### Description of the task
Tally up how many lines in the listing below contain the string "physics", and give only the total.

------------------------

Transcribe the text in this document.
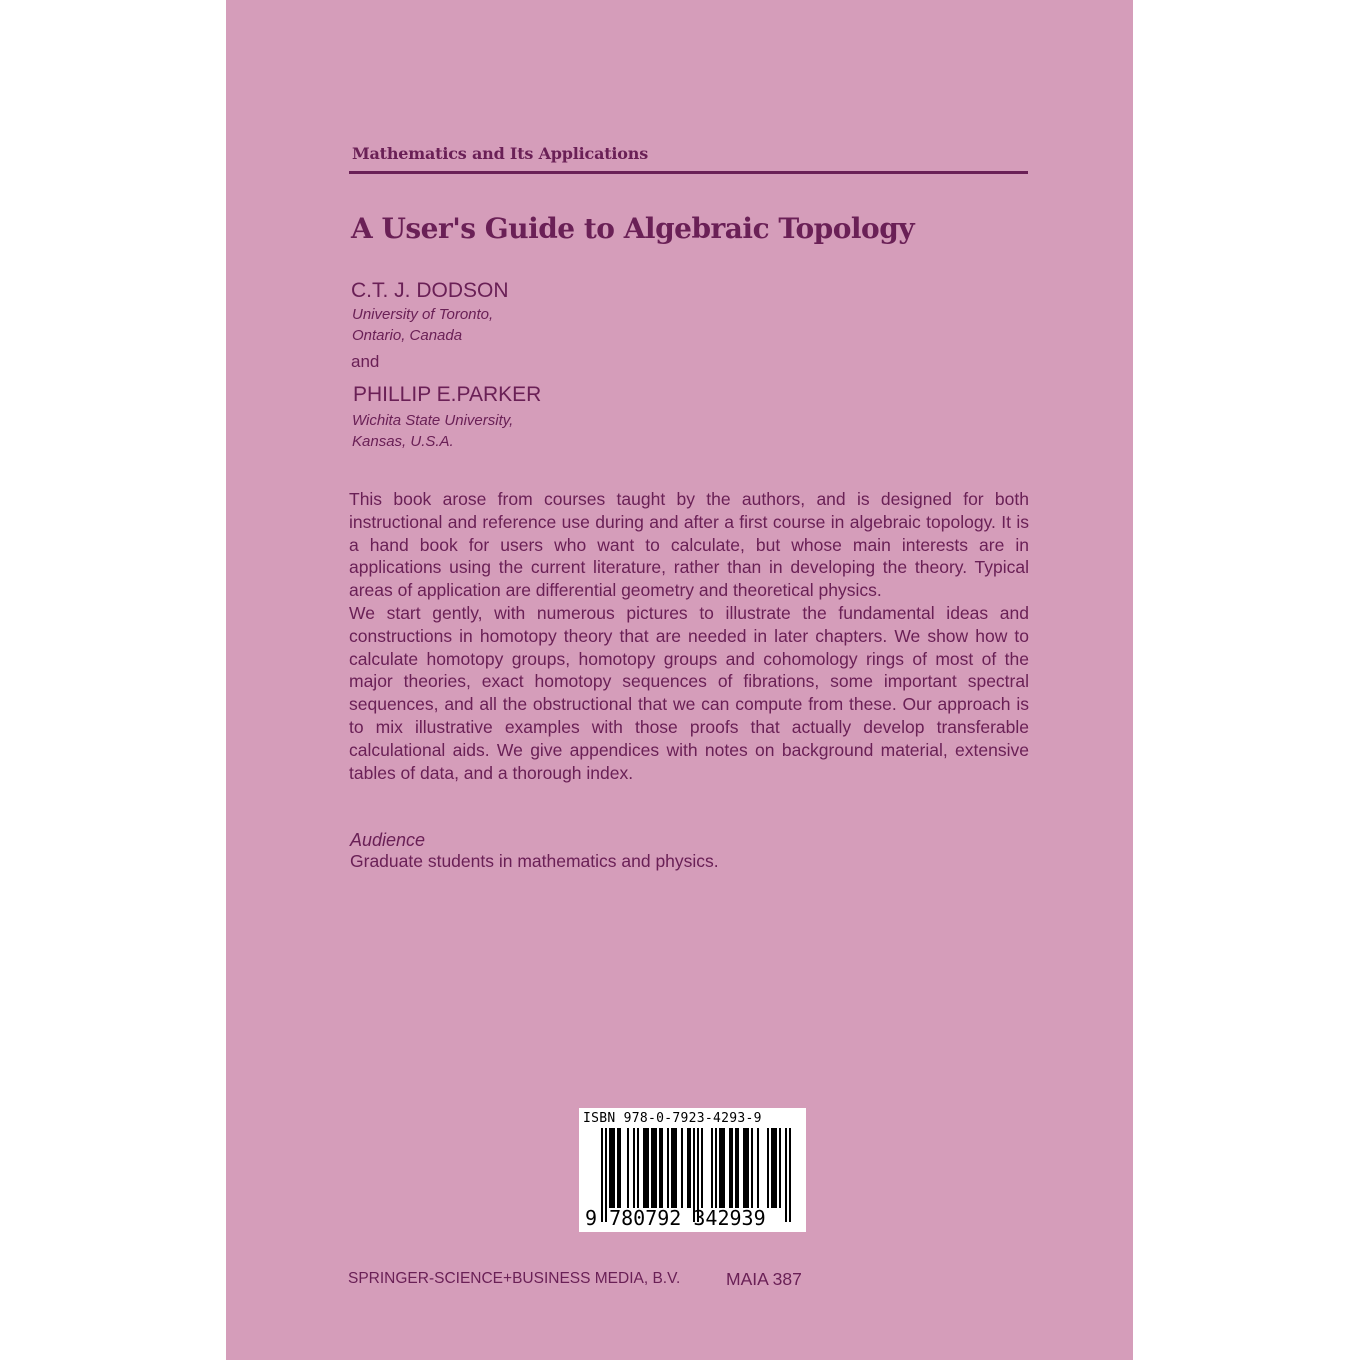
Mathematics and Its Applications
A User's Guide to Algebraic Topology
C.T. J. DODSON
University of Toronto,
Ontario, Canada
and
PHILLIP E.PARKER
Wichita State University,
Kansas, U.S.A.

This book arose from courses taught by the authors, and is designed for both instructional and reference use during and after a first course in algebraic topology. It is a hand book for users who want to calculate, but whose main interests are in applications using the current literature, rather than in developing the theory. Typical areas of application are differential geometry and theoretical physics.

We start gently, with numerous pictures to illustrate the fundamental ideas and constructions in homotopy theory that are needed in later chapters. We show how to calculate homotopy groups, homotopy groups and cohomology rings of most of the major theories, exact homotopy sequences of fibrations, some important spectral sequences, and all the obstructional that we can compute from these. Our approach is to mix illustrative examples with those proofs that actually develop transferable calculational aids. We give appendices with notes on background material, extensive tables of data, and a thorough index.

Audience
Graduate students in mathematics and physics.
ISBN 978-0-7923-4293-9
9 780792 342939
SPRINGER-SCIENCE+BUSINESS MEDIA, B.V.	MAIA 387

------------------------

### Final answer
2